> What to work on
Each line that follows should be printed again exactly as it stands.

> Records supplied
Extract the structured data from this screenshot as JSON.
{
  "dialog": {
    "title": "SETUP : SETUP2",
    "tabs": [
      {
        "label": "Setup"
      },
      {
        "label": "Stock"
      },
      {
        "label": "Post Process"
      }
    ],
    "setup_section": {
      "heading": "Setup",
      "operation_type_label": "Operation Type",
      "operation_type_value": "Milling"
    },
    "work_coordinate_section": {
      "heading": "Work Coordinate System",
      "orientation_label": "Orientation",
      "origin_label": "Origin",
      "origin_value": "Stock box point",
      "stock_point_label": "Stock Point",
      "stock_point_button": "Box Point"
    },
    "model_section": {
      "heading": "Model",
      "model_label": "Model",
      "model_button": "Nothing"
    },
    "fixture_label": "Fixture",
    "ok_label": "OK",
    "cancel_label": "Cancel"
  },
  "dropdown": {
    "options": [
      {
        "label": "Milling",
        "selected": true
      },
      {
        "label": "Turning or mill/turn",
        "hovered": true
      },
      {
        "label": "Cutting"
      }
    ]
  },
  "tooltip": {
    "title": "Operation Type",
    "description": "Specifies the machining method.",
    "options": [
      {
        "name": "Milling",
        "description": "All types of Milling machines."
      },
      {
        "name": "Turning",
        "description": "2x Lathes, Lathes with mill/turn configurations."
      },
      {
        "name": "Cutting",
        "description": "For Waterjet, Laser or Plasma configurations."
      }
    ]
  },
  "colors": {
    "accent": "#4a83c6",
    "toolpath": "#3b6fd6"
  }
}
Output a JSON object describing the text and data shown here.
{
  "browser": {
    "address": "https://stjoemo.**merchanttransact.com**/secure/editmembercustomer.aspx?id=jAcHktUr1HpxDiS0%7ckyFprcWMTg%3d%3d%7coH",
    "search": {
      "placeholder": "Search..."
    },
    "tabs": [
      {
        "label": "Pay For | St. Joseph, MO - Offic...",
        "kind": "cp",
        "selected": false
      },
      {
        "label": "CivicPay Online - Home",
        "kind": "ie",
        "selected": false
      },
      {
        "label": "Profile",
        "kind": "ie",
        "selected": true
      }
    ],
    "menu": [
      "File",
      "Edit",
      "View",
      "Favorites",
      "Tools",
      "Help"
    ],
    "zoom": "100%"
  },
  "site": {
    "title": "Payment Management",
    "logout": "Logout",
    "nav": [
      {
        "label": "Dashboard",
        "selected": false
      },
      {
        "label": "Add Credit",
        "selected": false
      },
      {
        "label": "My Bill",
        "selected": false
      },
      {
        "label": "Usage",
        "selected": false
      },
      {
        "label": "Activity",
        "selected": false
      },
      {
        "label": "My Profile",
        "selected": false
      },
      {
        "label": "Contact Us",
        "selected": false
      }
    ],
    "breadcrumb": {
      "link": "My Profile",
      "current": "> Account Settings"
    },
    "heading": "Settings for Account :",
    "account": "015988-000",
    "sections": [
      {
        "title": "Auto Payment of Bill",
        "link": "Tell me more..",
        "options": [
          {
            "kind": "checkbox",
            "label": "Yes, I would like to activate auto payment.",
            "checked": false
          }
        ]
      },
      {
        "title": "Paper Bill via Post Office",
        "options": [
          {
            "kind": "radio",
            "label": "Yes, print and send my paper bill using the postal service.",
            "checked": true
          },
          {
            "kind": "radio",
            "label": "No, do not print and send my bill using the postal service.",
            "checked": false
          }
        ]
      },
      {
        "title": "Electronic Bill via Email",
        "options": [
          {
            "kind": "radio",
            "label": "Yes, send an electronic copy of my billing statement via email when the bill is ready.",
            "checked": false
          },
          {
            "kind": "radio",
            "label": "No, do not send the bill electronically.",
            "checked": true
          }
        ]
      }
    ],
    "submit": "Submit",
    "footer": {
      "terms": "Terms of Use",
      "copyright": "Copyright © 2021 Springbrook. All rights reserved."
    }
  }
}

> Result of this task
Extract the structured data from this screenshot as JSON.
{
  "dialog": {
    "title": "SETUP : SETUP2",
    "tabs": [
      {
        "label": "Setup"
      },
      {
        "label": "Stock"
      },
      {
        "label": "Post Process"
      }
    ],
    "setup_section": {
      "heading": "Setup",
      "operation_type_label": "Operation Type",
      "operation_type_value": "Milling"
    },
    "work_coordinate_section": {
      "heading": "Work Coordinate System",
      "orientation_label": "Orientation",
      "origin_label": "Origin",
      "origin_value": "Stock box point",
      "stock_point_label": "Stock Point",
      "stock_point_button": "Box Point"
    },
    "model_section": {
      "heading": "Model",
      "model_label": "Model",
      "model_button": "Nothing"
    },
    "fixture_label": "Fixture",
    "ok_label": "OK",
    "cancel_label": "Cancel"
  },
  "dropdown": {
    "options": [
      {
        "label": "Milling",
        "selected": true
      },
      {
        "label": "Turning or mill/turn",
        "hovered": true
      },
      {
        "label": "Cutting"
      }
    ]
  },
  "tooltip": {
    "title": "Operation Type",
    "description": "Specifies the machining method.",
    "options": [
      {
        "name": "Milling",
        "description": "All types of Milling machines."
      },
      {
        "name": "Turning",
        "description": "2x Lathes, Lathes with mill/turn configurations."
      },
      {
        "name": "Cutting",
        "description": "For Waterjet, Laser or Plasma configurations."
      }
    ]
  },
  "colors": {
    "accent": "#4a83c6",
    "toolpath": "#3b6fd6"
  }
}
Output a JSON object describing the text and data shown here.
{
  "browser": {
    "address": "https://stjoemo.**merchanttransact.com**/secure/editmembercustomer.aspx?id=jAcHktUr1HpxDiS0%7ckyFprcWMTg%3d%3d%7coH",
    "search": {
      "placeholder": "Search..."
    },
    "tabs": [
      {
        "label": "Pay For | St. Joseph, MO - Offic...",
        "kind": "cp",
        "selected": false
      },
      {
        "label": "CivicPay Online - Home",
        "kind": "ie",
        "selected": false
      },
      {
        "label": "Profile",
        "kind": "ie",
        "selected": true
      }
    ],
    "menu": [
      "File",
      "Edit",
      "View",
      "Favorites",
      "Tools",
      "Help"
    ],
    "zoom": "100%"
  },
  "site": {
    "title": "Payment Management",
    "logout": "Logout",
    "nav": [
      {
        "label": "Dashboard",
        "selected": false
      },
      {
        "label": "Add Credit",
        "selected": false
      },
      {
        "label": "My Bill",
        "selected": false
      },
      {
        "label": "Usage",
        "selected": false
      },
      {
        "label": "Activity",
        "selected": false
      },
      {
        "label": "My Profile",
        "selected": false
      },
      {
        "label": "Contact Us",
        "selected": false
      }
    ],
    "breadcrumb": {
      "link": "My Profile",
      "current": "> Account Settings"
    },
    "heading": "Settings for Account :",
    "account": "015988-000",
    "sections": [
      {
        "title": "Auto Payment of Bill",
        "link": "Tell me more..",
        "options": [
          {
            "kind": "checkbox",
            "label": "Yes, I would like to activate auto payment.",
            "checked": false
          }
        ]
      },
      {
        "title": "Paper Bill via Post Office",
        "options": [
          {
            "kind": "radio",
            "label": "Yes, print and send my paper bill using the postal service.",
            "checked": true
          },
          {
            "kind": "radio",
            "label": "No, do not print and send my bill using the postal service.",
            "checked": false
          }
        ]
      },
      {
        "title": "Electronic Bill via Email",
        "options": [
          {
            "kind": "radio",
            "label": "Yes, send an electronic copy of my billing statement via email when the bill is ready.",
            "checked": false
          },
          {
            "kind": "radio",
            "label": "No, do not send the bill electronically.",
            "checked": true
          }
        ]
      }
    ],
    "submit": "Submit",
    "footer": {
      "terms": "Terms of Use",
      "copyright": "Copyright © 2021 Springbrook. All rights reserved."
    }
  }
}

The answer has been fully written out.